- **TEXTO DE PÁGINA**
========

El maestro de tap contemporáneo Savion Glover comentó a La Jornada hace unos años que «en sus inicios, éste (el tap) fue social, lo hacía todo el mundo en los clubes, en los comedores… No era algo nuevo; tomaron lo que se hacía en colectivo… todos estos son bailes de la calle».
En las calles se baila aún. Vale recordar que junto con el rap, el break dancing nació a principios de los 80 en uno de los barrios más pobres y violentos del país, el sur del Bronx. Según algunas versiones, fue inventado para que integrantes de pandillas pudieran enfrentarse en los antros sin recurrir a la violencia. Desde las calles esto invadió la cultura comercial expresada por figuras como Michael Jackson. Aunque se desvaneció y reapareció varias veces en las últimas dos décadas, también se ha incorporado a nuevos bailes callejeros.
Hoy día, los Raiders of Concrete, agrupación de unos 10 bailadores callejeros, suelen actuar en parte de la gran plaza de Union Square, y atraen a gran número de espectadores. El grupo, casi todos hombres, está encabezado por una mujer, Carolynn Clarke, de 20 años, posición que se ganó por su visión coreográfica, como reportó el New York Times, que combina el break dancing, hip-hop, capoeira, acrobacia y otros elementos. Clarke dice que aquí es donde debe estar, que su vida de dificultades, soledad y tropiezos la llevó a esto.

========

- **REGISTROS DE DATOS**
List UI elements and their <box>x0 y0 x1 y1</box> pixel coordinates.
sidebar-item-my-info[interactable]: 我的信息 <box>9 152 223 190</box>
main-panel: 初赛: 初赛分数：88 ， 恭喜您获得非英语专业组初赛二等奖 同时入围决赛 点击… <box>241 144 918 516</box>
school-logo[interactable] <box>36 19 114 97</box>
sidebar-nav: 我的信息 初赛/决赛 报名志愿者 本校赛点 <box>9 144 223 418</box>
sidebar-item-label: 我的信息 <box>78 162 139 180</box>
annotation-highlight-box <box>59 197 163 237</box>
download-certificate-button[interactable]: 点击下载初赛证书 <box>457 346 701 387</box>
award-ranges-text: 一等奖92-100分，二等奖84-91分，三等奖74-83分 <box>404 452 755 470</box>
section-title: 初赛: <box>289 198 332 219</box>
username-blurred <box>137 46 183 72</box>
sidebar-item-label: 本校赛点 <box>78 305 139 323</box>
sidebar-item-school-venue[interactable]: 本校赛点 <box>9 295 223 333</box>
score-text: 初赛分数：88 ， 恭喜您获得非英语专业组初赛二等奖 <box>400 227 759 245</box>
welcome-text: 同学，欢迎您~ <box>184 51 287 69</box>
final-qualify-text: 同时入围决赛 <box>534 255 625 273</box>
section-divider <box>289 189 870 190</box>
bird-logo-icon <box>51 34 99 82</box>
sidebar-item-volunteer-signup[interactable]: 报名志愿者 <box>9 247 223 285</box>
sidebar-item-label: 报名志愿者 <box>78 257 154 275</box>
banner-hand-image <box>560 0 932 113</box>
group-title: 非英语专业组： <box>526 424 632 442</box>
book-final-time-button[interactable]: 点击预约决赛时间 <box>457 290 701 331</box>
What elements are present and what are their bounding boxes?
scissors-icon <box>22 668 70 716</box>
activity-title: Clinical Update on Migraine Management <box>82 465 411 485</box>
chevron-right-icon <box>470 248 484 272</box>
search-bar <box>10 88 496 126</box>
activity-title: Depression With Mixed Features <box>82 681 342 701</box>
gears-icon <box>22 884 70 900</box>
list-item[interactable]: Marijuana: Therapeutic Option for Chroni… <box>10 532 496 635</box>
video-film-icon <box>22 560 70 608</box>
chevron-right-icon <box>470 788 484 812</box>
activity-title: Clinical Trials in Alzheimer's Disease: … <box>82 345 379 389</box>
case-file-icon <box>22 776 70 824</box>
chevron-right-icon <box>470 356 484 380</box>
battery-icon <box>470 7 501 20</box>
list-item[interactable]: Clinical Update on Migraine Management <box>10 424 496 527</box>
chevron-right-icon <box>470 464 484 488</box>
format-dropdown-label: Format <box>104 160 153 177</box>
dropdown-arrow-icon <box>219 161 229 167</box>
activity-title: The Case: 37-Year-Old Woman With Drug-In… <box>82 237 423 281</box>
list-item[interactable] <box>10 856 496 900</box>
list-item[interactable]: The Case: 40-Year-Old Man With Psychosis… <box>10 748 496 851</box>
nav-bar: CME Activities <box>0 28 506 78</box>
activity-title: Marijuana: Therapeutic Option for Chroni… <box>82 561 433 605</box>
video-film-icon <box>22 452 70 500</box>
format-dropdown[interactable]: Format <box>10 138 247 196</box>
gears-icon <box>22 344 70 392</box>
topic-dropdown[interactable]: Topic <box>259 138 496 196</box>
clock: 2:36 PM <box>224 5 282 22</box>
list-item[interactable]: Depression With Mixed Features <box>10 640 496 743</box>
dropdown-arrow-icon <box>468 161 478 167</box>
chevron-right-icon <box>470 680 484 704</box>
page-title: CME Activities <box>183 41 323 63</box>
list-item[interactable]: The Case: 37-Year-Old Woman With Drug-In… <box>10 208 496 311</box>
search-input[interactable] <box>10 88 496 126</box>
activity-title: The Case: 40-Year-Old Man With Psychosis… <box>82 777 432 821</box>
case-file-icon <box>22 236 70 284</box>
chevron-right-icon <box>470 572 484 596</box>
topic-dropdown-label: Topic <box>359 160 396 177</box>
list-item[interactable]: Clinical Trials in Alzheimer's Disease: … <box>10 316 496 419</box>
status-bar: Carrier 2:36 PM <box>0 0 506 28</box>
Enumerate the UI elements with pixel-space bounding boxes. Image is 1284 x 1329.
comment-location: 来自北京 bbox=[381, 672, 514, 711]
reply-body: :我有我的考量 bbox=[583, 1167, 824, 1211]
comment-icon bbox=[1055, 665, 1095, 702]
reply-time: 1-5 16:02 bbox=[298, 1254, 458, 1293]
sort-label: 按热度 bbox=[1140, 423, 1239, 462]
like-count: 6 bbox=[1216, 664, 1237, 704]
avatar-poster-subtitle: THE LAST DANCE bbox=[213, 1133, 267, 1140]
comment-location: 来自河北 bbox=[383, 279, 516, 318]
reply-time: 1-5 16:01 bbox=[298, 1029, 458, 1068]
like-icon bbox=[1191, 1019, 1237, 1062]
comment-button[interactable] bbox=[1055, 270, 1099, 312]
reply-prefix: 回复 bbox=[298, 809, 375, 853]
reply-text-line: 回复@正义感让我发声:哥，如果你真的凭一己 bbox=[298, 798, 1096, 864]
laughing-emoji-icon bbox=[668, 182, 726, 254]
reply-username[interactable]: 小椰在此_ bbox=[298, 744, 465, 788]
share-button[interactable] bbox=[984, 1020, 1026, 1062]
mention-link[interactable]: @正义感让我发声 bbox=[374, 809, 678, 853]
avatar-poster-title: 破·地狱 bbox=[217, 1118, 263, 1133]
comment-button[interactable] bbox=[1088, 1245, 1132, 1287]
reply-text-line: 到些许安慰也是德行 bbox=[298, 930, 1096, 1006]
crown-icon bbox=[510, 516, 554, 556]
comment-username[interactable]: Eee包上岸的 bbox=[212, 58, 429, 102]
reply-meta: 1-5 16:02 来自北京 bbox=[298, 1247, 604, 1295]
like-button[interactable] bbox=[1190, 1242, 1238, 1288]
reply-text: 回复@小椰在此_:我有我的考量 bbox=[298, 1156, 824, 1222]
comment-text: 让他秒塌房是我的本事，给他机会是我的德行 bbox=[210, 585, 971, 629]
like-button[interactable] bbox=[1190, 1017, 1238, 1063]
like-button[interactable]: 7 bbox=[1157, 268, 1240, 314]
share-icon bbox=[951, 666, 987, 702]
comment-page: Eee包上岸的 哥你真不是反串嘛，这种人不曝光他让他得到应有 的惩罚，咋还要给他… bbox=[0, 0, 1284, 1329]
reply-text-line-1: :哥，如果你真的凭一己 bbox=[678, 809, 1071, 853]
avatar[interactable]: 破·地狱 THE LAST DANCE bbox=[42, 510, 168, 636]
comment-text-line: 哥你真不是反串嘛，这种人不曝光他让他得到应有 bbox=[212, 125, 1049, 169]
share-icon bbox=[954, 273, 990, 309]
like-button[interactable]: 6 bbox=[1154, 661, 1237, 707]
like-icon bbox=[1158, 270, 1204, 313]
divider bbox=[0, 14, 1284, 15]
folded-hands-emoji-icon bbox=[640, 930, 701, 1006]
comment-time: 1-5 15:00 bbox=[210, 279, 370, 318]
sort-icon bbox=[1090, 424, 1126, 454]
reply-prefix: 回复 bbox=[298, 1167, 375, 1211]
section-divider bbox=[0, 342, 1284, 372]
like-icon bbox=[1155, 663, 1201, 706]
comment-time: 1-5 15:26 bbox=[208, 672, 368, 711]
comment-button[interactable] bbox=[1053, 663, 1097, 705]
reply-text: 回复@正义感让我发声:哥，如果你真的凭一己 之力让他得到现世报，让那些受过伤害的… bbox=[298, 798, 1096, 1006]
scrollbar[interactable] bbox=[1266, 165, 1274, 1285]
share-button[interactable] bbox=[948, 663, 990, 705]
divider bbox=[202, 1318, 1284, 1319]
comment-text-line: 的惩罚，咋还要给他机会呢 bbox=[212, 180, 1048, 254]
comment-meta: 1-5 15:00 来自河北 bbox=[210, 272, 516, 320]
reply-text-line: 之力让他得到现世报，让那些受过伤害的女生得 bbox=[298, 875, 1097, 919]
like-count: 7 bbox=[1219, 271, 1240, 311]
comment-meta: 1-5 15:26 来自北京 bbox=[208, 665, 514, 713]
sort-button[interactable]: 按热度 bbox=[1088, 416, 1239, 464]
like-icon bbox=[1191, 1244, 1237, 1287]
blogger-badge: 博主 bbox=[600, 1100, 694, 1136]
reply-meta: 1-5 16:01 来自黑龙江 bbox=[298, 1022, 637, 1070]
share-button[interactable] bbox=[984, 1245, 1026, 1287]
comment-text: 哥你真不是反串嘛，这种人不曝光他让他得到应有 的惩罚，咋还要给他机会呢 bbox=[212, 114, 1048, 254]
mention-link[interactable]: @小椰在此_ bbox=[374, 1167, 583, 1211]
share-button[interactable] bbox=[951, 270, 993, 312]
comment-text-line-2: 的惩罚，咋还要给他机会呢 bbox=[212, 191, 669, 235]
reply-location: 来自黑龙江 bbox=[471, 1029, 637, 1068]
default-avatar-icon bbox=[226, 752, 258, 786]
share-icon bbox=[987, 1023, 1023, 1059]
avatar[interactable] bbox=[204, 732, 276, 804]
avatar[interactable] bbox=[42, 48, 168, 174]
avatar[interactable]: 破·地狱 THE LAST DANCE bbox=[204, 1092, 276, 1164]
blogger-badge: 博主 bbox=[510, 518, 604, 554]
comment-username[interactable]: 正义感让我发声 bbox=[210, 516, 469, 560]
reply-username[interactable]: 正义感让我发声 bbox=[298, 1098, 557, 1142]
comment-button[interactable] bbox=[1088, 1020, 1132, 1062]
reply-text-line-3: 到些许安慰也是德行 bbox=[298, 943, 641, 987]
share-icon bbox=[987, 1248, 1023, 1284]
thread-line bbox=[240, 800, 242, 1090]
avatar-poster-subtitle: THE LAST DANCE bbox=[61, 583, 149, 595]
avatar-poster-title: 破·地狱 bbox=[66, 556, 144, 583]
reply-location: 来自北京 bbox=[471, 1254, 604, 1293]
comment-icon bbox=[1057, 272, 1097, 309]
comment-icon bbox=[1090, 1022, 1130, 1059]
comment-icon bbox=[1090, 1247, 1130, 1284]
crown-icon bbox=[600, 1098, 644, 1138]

========

- **INSTRUCCIONES DE TRABAJO**
1. ¿Cómo se traduce al inglés esta oración del texto sobre el baile callejero: «Según algunas versiones, fue inventado para que integrantes de pandillas pudieran enfrentarse en los antros sin recurrir a la violencia.»?
2. Reproduce sin cambios el fragmento del texto sobre el baile callejero que va de «En las calles» a «nuevos bailes callejeros.», ambos incluidos.

- **SOLUCIONES POR TAREA**
1. According to some accounts, it was invented so that gang members could face off in clubs without resorting to violence.

2.
En las calles se baila aún. Vale recordar que junto con el rap, el break dancing nació a principios de los 80 en uno de los barrios más pobres y violentos del país, el sur del Bronx. Según algunas versiones, fue inventado para que integrantes de pandillas pudieran enfrentarse en los antros sin recurrir a la violencia. Desde las calles esto invadió la cultura comercial expresada por figuras como Michael Jackson. Aunque se desvaneció y reapareció varias veces en las últimas dos décadas, también se ha incorporado a nuevos bailes callejeros.